-- THE PROBLEM --
Keep only those lines of the records that include the string "this".

-- Records excerpted from a collection --

■ ■ ■ ■

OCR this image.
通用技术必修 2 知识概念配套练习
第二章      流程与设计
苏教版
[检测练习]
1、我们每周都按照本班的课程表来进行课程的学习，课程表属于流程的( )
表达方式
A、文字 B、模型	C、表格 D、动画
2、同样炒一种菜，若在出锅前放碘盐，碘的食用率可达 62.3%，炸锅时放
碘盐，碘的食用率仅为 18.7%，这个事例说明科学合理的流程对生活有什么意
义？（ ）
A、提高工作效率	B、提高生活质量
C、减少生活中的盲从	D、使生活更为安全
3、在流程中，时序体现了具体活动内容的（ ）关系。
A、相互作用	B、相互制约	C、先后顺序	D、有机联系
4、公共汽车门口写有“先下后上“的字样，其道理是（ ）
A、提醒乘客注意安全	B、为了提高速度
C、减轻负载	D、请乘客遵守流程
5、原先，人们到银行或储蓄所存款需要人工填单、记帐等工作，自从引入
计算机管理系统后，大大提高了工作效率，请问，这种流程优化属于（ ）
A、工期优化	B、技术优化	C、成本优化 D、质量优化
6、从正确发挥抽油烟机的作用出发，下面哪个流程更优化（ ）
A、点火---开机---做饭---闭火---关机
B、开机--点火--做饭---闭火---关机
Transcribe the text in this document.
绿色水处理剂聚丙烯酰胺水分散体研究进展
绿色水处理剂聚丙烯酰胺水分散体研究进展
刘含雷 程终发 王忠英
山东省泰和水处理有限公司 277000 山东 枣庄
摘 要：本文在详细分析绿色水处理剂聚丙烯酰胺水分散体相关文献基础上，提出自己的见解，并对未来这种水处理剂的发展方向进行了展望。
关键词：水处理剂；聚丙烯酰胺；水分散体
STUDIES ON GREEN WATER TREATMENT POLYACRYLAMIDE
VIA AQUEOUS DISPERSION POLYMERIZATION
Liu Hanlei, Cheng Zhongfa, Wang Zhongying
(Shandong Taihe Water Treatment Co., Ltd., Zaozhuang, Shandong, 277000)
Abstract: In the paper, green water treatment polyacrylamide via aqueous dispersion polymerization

■ ■ ■ ■

-- EXERCISE OUTPUT --
OCR this image.
Transcribe the text in this document.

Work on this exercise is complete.